▸ **Stored data entries**:
** START **

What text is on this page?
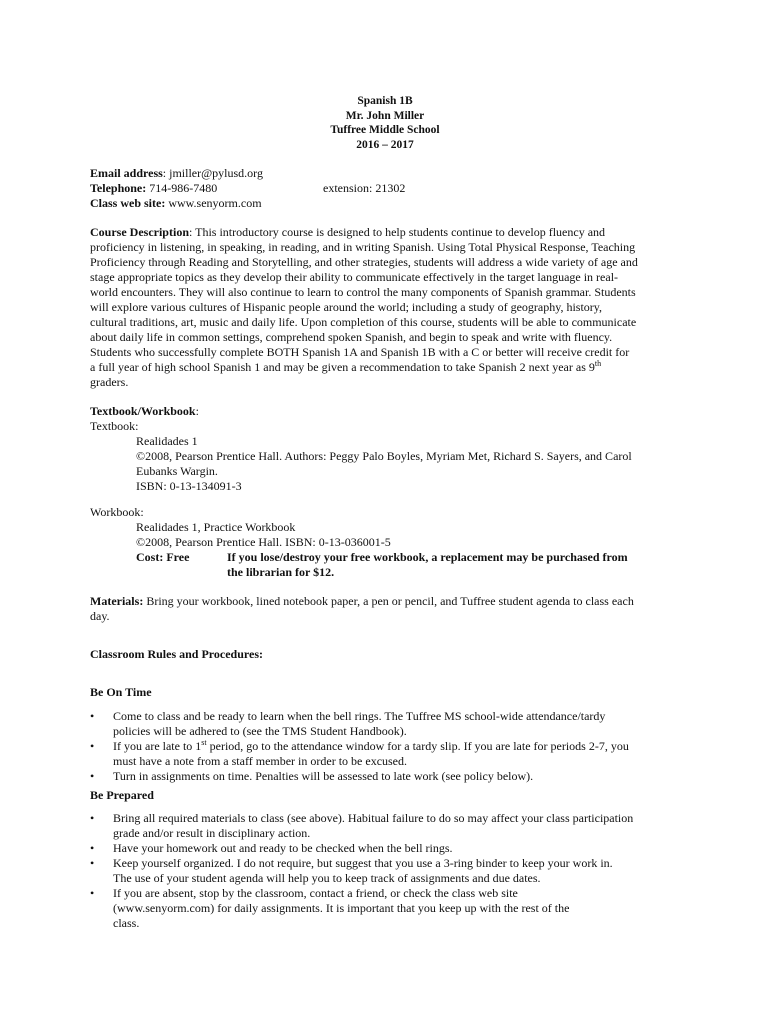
Spanish 1B
Mr. John Miller
Tuffree Middle School
2016 – 2017
Email address: jmiller@pylusd.org
Telephone: 714-986-7480	extension: 21302
Class web site: www.senyorm.com

Course Description: This introductory course is designed to help students continue to develop fluency and

proficiency in listening, in speaking, in reading, and in writing Spanish. Using Total Physical Response, Teaching

Proficiency through Reading and Storytelling, and other strategies, students will address a wide variety of age and

stage appropriate topics as they develop their ability to communicate effectively in the target language in real-

world encounters. They will also continue to learn to control the many components of Spanish grammar. Students

will explore various cultures of Hispanic people around the world; including a study of geography, history,

cultural traditions, art, music and daily life. Upon completion of this course, students will be able to communicate

about daily life in common settings, comprehend spoken Spanish, and begin to speak and write with fluency.

Students who successfully complete BOTH Spanish 1A and Spanish 1B with a C or better will receive credit for

a full year of high school Spanish 1 and may be given a recommendation to take Spanish 2 next year as 9th

graders.

Textbook/Workbook:
Textbook:
Realidades 1
©2008, Pearson Prentice Hall. Authors: Peggy Palo Boyles, Myriam Met, Richard S. Sayers, and Carol
Eubanks Wargin.
ISBN: 0-13-134091-3
Workbook:
Realidades 1, Practice Workbook
©2008, Pearson Prentice Hall. ISBN: 0-13-036001-5
Cost: Free	If you lose/destroy your free workbook, a replacement may be purchased from
the librarian for $12.
Materials: Bring your workbook, lined notebook paper, a pen or pencil, and Tuffree student agenda to class each
day.
Classroom Rules and Procedures:
Be On Time
• Come to class and be ready to learn when the bell rings. The Tuffree MS school-wide attendance/tardy
policies will be adhered to (see the TMS Student Handbook).
• If you are late to 1st period, go to the attendance window for a tardy slip. If you are late for periods 2-7, you
must have a note from a staff member in order to be excused.
• Turn in assignments on time. Penalties will be assessed to late work (see policy below).
Be Prepared
• Bring all required materials to class (see above). Habitual failure to do so may affect your class participation
grade and/or result in disciplinary action.
• Have your homework out and ready to be checked when the bell rings.
• Keep yourself organized. I do not require, but suggest that you use a 3-ring binder to keep your work in.
The use of your student agenda will help you to keep track of assignments and due dates.
• If you are absent, stop by the classroom, contact a friend, or check the class web site
(www.senyorm.com) for daily assignments. It is important that you keep up with the rest of the
class.
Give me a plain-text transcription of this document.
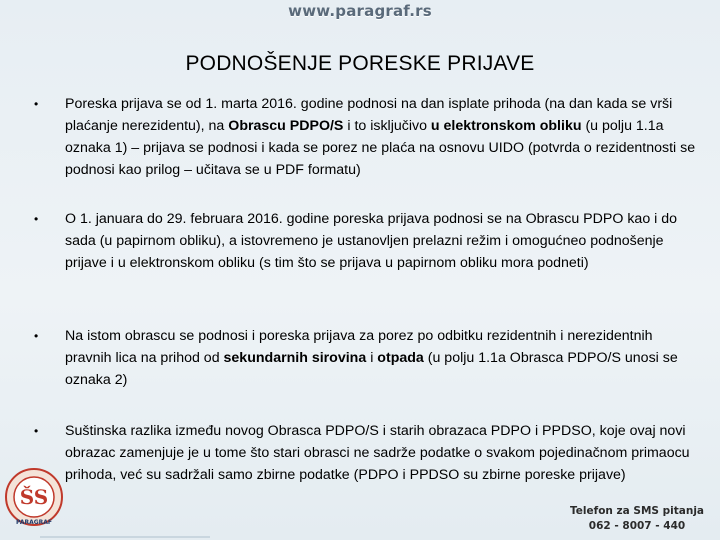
www.paragraf.rs
PODNOŠENJE PORESKE PRIJAVE
• Poreska prijava se od 1. marta 2016. godine podnosi na dan isplate prihoda (na dan kada se vrši plaćanje nerezidentu), na Obrascu PDPO/S i to isključivo u elektronskom obliku (u polju 1.1a oznaka 1) – prijava se podnosi i kada se porez ne plaća na osnovu UIDO (potvrda o rezidentnosti se podnosi kao prilog – učitava se u PDF formatu)
• O 1. januara do 29. februara 2016. godine poreska prijava podnosi se na Obrascu PDPO kao i do sada (u papirnom obliku), a istovremeno je ustanovljen prelazni režim i omogućneo podnošenje prijave i u elektronskom obliku (s tim što se prijava u papirnom obliku mora podneti)
• Na istom obrascu se podnosi i poreska prijava za porez po odbitku rezidentnih i nerezidentnih pravnih lica na prihod od sekundarnih sirovina i otpada (u polju 1.1a Obrasca PDPO/S unosi se oznaka 2)
• Suštinska razlika između novog Obrasca PDPO/S i starih obrazaca PDPO i PPDSO, koje ovaj novi obrazac zamenjuje je u tome što stari obrasci ne sadrže podatke o svakom pojedinačnom primaocu prihoda, već su sadržali samo zbirne podatke (PDPO i PPDSO su zbirne poreske prijave)
ŠS
PARAGRAF
Telefon za SMS pitanja
062 - 8007 - 440
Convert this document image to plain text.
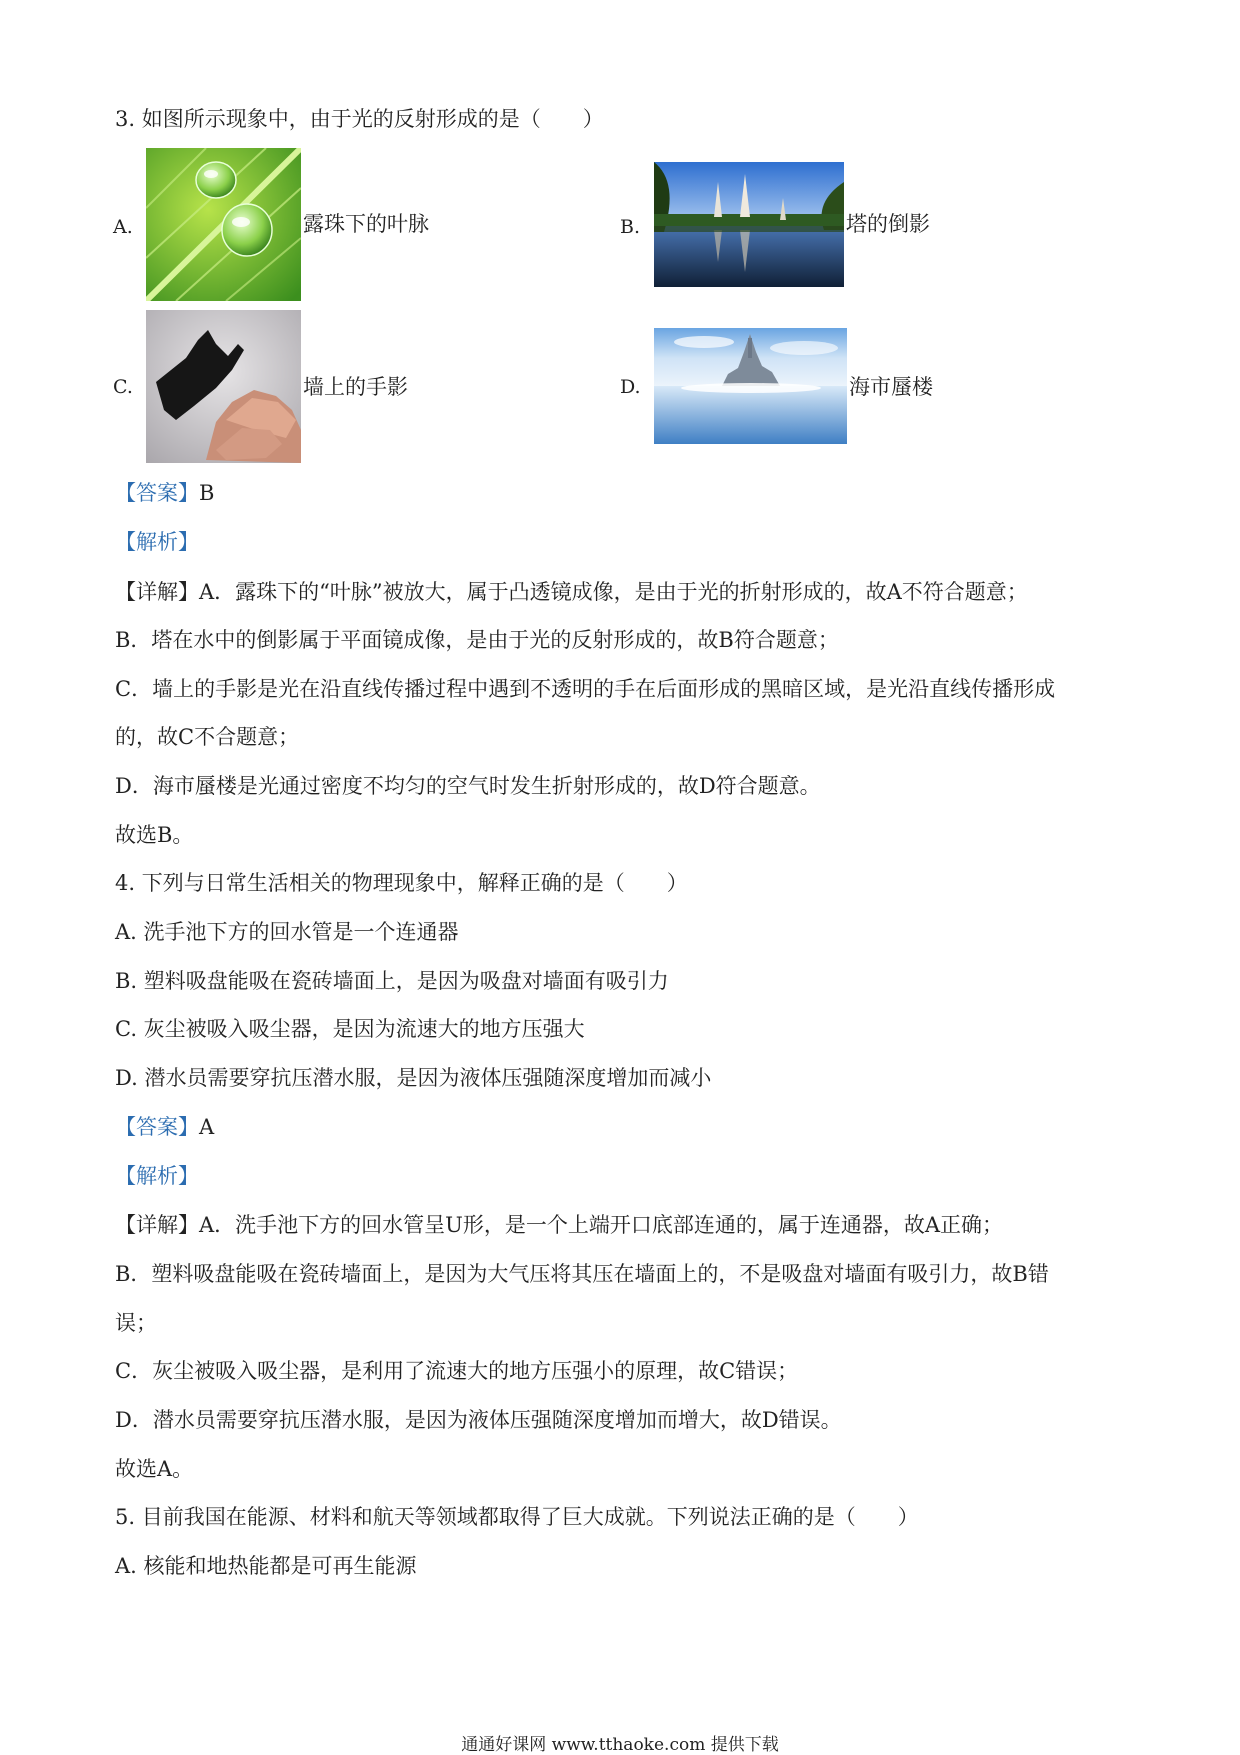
3. 如图所示现象中，由于光的反射形成的是（　　）
A.	露珠下的叶脉	B.	塔的倒影
C.	墙上的手影	D.	海市蜃楼
【答案】B
【解析】
【详解】A．露珠下的“叶脉”被放大，属于凸透镜成像，是由于光的折射形成的，故A不符合题意；
B．塔在水中的倒影属于平面镜成像，是由于光的反射形成的，故B符合题意；
C．墙上的手影是光在沿直线传播过程中遇到不透明的手在后面形成的黑暗区域，是光沿直线传播形成
的，故C不合题意；
D．海市蜃楼是光通过密度不均匀的空气时发生折射形成的，故D符合题意。
故选B。
4. 下列与日常生活相关的物理现象中，解释正确的是（　　）
A. 洗手池下方的回水管是一个连通器
B. 塑料吸盘能吸在瓷砖墙面上，是因为吸盘对墙面有吸引力
C. 灰尘被吸入吸尘器，是因为流速大的地方压强大
D. 潜水员需要穿抗压潜水服，是因为液体压强随深度增加而减小
【答案】A
【解析】
【详解】A．洗手池下方的回水管呈U形，是一个上端开口底部连通的，属于连通器，故A正确；
B．塑料吸盘能吸在瓷砖墙面上，是因为大气压将其压在墙面上的，不是吸盘对墙面有吸引力，故B错
误；
C．灰尘被吸入吸尘器，是利用了流速大的地方压强小的原理，故C错误；
D．潜水员需要穿抗压潜水服，是因为液体压强随深度增加而增大，故D错误。
故选A。
5. 目前我国在能源、材料和航天等领域都取得了巨大成就。下列说法正确的是（　　）
A. 核能和地热能都是可再生能源
通通好课网 www.tthaoke.com 提供下载
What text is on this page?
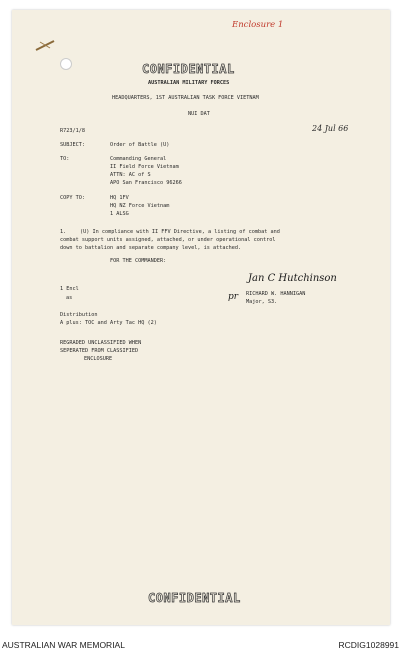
Enclosure 1
CONFIDENTIAL
AUSTRALIAN MILITARY FORCES
HEADQUARTERS, 1ST AUSTRALIAN TASK FORCE VIETNAM
NUI DAT
R723/1/8	24 Jul 66
SUBJECT:	Order of Battle (U)
TO:	Commanding General
II Field Force Vietnam
ATTN: AC of S
APO San Francisco 96266
COPY TO:	HQ 1FV
HQ NZ Force Vietnam
1 ALSG
1.	(U) In compliance with II FFV Directive, a listing of combat and
combat support units assigned, attached, or under operational control
down to battalion and separate company level, is attached.
FOR THE COMMANDER:
Jan C Hutchinson
pr RICHARD W. HANNIGAN
Major, S3.
1 Encl
as
Distribution
A plus: TOC and Arty Tac HQ (2)
REGRADED UNCLASSIFIED WHEN
SEPERATED FROM CLASSIFIED
ENCLOSURE
CONFIDENTIAL
AUSTRALIAN WAR MEMORIAL	RCDIG1028991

** END **

▸ **Do this**: Copy every line in the entries above that has the string "attached" in it.

▸ **Answer below**:
combat support units assigned, attached, or under operational control
down to battalion and separate company level, is attached.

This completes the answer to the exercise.